Write the listing below out again exactly, dropping the images.

DATA SHOWN
================================

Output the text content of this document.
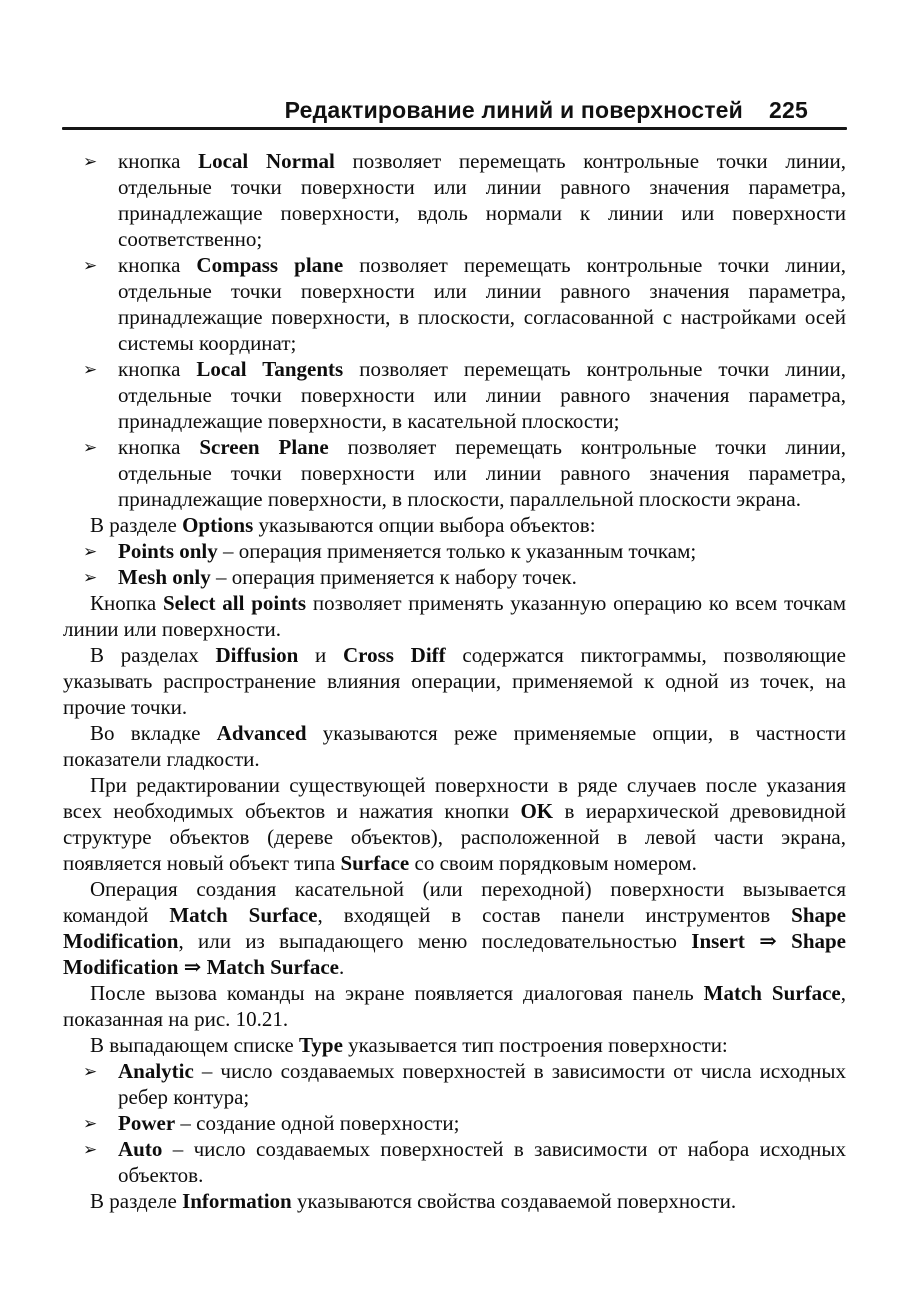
Редактирование линий и поверхностей 225
➢ кнопка Local Normal позволяет перемещать контрольные точки линии, отдельные точки поверхности или линии равного значения параметра, принадлежащие поверхности, вдоль нормали к линии или поверхности соответственно;
➢ кнопка Compass plane позволяет перемещать контрольные точки линии, отдельные точки поверхности или линии равного значения параметра, принадлежащие поверхности, в плоскости, согласованной с настройками осей системы координат;
➢ кнопка Local Tangents позволяет перемещать контрольные точки линии, отдельные точки поверхности или линии равного значения параметра, принадлежащие поверхности, в касательной плоскости;
➢ кнопка Screen Plane позволяет перемещать контрольные точки линии, отдельные точки поверхности или линии равного значения параметра, принадлежащие поверхности, в плоскости, параллельной плоскости экрана.

В разделе Options указываются опции выбора объектов:

➢ Points only – операция применяется только к указанным точкам;
➢ Mesh only – операция применяется к набору точек.

Кнопка Select all points позволяет применять указанную операцию ко всем точкам линии или поверхности.

В разделах Diffusion и Cross Diff содержатся пиктограммы, позволяющие указывать распространение влияния операции, применяемой к одной из точек, на прочие точки.

Во вкладке Advanced указываются реже применяемые опции, в частности показатели гладкости.

При редактировании существующей поверхности в ряде случаев после указания всех необходимых объектов и нажатия кнопки OK в иерархической древовидной структуре объектов (дереве объектов), расположенной в левой части экрана, появляется новый объект типа Surface со своим порядковым номером.

Операция создания касательной (или переходной) поверхности вызывается командой Match Surface, входящей в состав панели инструментов Shape Modification, или из выпадающего меню последовательностью Insert ⇒ Shape Modification ⇒ Match Surface.

После вызова команды на экране появляется диалоговая панель Match Surface, показанная на рис. 10.21.

В выпадающем списке Type указывается тип построения поверхности:

➢ Analytic – число создаваемых поверхностей в зависимости от числа исходных ребер контура;
➢ Power – создание одной поверхности;
➢ Auto – число создаваемых поверхностей в зависимости от набора исходных объектов.

В разделе Information указываются свойства создаваемой поверхности.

================================

RESULT BELOW
Output the text content of this document.
Редактирование линий и поверхностей 225
➢ кнопка Local Normal позволяет перемещать контрольные точки линии, отдельные точки поверхности или линии равного значения параметра, принадлежащие поверхности, вдоль нормали к линии или поверхности соответственно;
➢ кнопка Compass plane позволяет перемещать контрольные точки линии, отдельные точки поверхности или линии равного значения параметра, принадлежащие поверхности, в плоскости, согласованной с настройками осей системы координат;
➢ кнопка Local Tangents позволяет перемещать контрольные точки линии, отдельные точки поверхности или линии равного значения параметра, принадлежащие поверхности, в касательной плоскости;
➢ кнопка Screen Plane позволяет перемещать контрольные точки линии, отдельные точки поверхности или линии равного значения параметра, принадлежащие поверхности, в плоскости, параллельной плоскости экрана.

В разделе Options указываются опции выбора объектов:

➢ Points only – операция применяется только к указанным точкам;
➢ Mesh only – операция применяется к набору точек.

Кнопка Select all points позволяет применять указанную операцию ко всем точкам линии или поверхности.

В разделах Diffusion и Cross Diff содержатся пиктограммы, позволяющие указывать распространение влияния операции, применяемой к одной из точек, на прочие точки.

Во вкладке Advanced указываются реже применяемые опции, в частности показатели гладкости.

При редактировании существующей поверхности в ряде случаев после указания всех необходимых объектов и нажатия кнопки OK в иерархической древовидной структуре объектов (дереве объектов), расположенной в левой части экрана, появляется новый объект типа Surface со своим порядковым номером.

Операция создания касательной (или переходной) поверхности вызывается командой Match Surface, входящей в состав панели инструментов Shape Modification, или из выпадающего меню последовательностью Insert ⇒ Shape Modification ⇒ Match Surface.

После вызова команды на экране появляется диалоговая панель Match Surface, показанная на рис. 10.21.

В выпадающем списке Type указывается тип построения поверхности:

➢ Analytic – число создаваемых поверхностей в зависимости от числа исходных ребер контура;
➢ Power – создание одной поверхности;
➢ Auto – число создаваемых поверхностей в зависимости от набора исходных объектов.

В разделе Information указываются свойства создаваемой поверхности.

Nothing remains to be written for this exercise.